> [Exercise]: Pull every line containing the word "JSON" from the records.

> [Record set]:
- - -

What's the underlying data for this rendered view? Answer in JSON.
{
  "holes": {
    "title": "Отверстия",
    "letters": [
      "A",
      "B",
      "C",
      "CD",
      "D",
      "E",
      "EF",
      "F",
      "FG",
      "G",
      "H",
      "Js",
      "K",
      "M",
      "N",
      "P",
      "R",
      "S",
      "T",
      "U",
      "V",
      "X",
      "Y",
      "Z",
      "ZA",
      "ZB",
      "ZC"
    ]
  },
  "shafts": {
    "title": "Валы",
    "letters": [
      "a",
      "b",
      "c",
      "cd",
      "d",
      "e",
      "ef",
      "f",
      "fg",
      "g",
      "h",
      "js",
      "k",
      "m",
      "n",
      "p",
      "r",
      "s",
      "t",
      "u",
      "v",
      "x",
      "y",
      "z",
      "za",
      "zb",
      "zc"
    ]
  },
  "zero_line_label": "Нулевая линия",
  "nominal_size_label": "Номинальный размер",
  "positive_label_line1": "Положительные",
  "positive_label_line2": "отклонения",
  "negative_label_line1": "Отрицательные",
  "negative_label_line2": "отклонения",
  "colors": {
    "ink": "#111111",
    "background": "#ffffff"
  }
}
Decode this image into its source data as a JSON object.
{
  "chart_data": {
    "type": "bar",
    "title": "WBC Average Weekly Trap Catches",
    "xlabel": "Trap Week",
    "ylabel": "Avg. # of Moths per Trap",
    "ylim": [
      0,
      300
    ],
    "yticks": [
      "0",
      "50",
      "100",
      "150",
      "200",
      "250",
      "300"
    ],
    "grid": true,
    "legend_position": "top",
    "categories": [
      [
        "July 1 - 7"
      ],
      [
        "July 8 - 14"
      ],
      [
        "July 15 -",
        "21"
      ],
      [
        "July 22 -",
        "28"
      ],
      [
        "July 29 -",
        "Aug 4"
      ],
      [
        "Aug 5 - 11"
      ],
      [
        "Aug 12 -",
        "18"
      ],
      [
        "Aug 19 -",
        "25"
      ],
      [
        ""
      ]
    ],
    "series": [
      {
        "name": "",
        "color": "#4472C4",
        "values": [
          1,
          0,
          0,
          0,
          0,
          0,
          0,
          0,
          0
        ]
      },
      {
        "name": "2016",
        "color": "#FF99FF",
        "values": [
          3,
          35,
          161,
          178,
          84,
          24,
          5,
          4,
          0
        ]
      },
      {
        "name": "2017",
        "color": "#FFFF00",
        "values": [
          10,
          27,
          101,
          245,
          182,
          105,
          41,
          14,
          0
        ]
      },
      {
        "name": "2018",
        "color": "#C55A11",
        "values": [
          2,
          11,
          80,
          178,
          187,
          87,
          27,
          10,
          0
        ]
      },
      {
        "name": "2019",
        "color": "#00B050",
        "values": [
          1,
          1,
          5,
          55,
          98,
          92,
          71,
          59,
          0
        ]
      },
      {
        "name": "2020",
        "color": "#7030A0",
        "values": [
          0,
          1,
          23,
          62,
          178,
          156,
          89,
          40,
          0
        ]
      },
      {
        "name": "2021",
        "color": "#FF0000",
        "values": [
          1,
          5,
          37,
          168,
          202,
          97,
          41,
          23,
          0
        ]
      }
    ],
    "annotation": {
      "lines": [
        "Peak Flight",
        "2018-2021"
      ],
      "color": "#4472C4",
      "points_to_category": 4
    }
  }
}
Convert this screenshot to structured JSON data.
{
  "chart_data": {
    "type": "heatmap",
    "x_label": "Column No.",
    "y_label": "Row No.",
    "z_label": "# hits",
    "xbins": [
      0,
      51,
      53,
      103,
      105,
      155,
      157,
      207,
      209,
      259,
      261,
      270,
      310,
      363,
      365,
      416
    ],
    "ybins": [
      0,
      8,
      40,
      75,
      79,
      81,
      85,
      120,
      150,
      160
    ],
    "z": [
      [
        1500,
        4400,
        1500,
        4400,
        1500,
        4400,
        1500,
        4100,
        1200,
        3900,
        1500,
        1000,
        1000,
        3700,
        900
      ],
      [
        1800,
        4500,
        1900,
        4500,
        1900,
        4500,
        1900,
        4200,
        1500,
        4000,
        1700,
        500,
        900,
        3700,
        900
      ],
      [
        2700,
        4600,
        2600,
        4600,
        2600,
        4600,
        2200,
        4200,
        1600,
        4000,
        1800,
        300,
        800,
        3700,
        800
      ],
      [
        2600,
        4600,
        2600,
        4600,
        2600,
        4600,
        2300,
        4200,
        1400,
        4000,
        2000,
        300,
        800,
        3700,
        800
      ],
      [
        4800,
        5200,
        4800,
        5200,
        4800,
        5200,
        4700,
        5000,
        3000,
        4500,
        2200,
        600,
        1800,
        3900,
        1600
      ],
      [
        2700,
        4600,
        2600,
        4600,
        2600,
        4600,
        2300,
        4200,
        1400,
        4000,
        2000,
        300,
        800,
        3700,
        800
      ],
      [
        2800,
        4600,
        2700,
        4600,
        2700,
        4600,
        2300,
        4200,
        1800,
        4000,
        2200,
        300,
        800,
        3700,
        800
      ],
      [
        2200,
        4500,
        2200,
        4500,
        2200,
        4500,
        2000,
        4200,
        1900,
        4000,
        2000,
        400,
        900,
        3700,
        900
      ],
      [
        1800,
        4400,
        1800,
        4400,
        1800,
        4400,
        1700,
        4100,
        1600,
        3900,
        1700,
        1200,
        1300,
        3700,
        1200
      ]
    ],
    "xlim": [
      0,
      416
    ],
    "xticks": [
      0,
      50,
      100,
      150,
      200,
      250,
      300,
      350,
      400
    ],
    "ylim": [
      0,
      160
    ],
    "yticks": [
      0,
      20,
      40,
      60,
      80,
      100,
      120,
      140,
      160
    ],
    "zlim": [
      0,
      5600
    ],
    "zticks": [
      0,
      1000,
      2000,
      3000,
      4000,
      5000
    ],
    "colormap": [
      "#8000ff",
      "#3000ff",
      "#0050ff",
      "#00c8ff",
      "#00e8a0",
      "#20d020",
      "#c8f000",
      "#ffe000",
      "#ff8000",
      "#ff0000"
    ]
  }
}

- - -

> [Answer to the problem]:
What's the underlying data for this rendered view? Answer in JSON.
Decode this image into its source data as a JSON object.
Convert this screenshot to structured JSON data.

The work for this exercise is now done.